"""

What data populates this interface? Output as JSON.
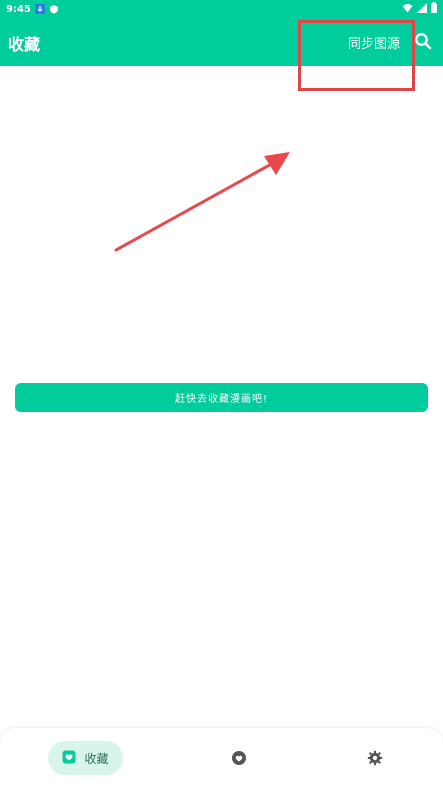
{
  "status_bar": {
    "time": "9:45",
    "left_icons": [
      "download-icon",
      "shield-icon"
    ],
    "right_icons": [
      "wifi-icon",
      "signal-icon",
      "battery-icon"
    ]
  },
  "app_bar": {
    "title": "收藏",
    "sync_label": "同步图源",
    "search_icon": "search-icon"
  },
  "main": {
    "cta_label": "赶快去收藏漫画吧!"
  },
  "bottom_nav": {
    "items": [
      {
        "label": "收藏",
        "icon": "favorites-box-icon",
        "active": true
      },
      {
        "label": "",
        "icon": "heart-icon",
        "active": false
      },
      {
        "label": "",
        "icon": "settings-gear-icon",
        "active": false
      }
    ]
  },
  "colors": {
    "accent": "#00cc9c",
    "annotation": "#e04545",
    "nav_active_bg": "#d8f5ec"
  }
}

"""

Given task - Each entry above is to be written out again unchanged, apart from the pictures, which are left out.

Answer to the task -
What data populates this interface? Output as JSON.
{
  "status_bar": {
    "time": "9:45",
    "left_icons": [
      "download-icon",
      "shield-icon"
    ],
    "right_icons": [
      "wifi-icon",
      "signal-icon",
      "battery-icon"
    ]
  },
  "app_bar": {
    "title": "收藏",
    "sync_label": "同步图源",
    "search_icon": "search-icon"
  },
  "main": {
    "cta_label": "赶快去收藏漫画吧!"
  },
  "bottom_nav": {
    "items": [
      {
        "label": "收藏",
        "icon": "favorites-box-icon",
        "active": true
      },
      {
        "label": "",
        "icon": "heart-icon",
        "active": false
      },
      {
        "label": "",
        "icon": "settings-gear-icon",
        "active": false
      }
    ]
  },
  "colors": {
    "accent": "#00cc9c",
    "annotation": "#e04545",
    "nav_active_bg": "#d8f5ec"
  }
}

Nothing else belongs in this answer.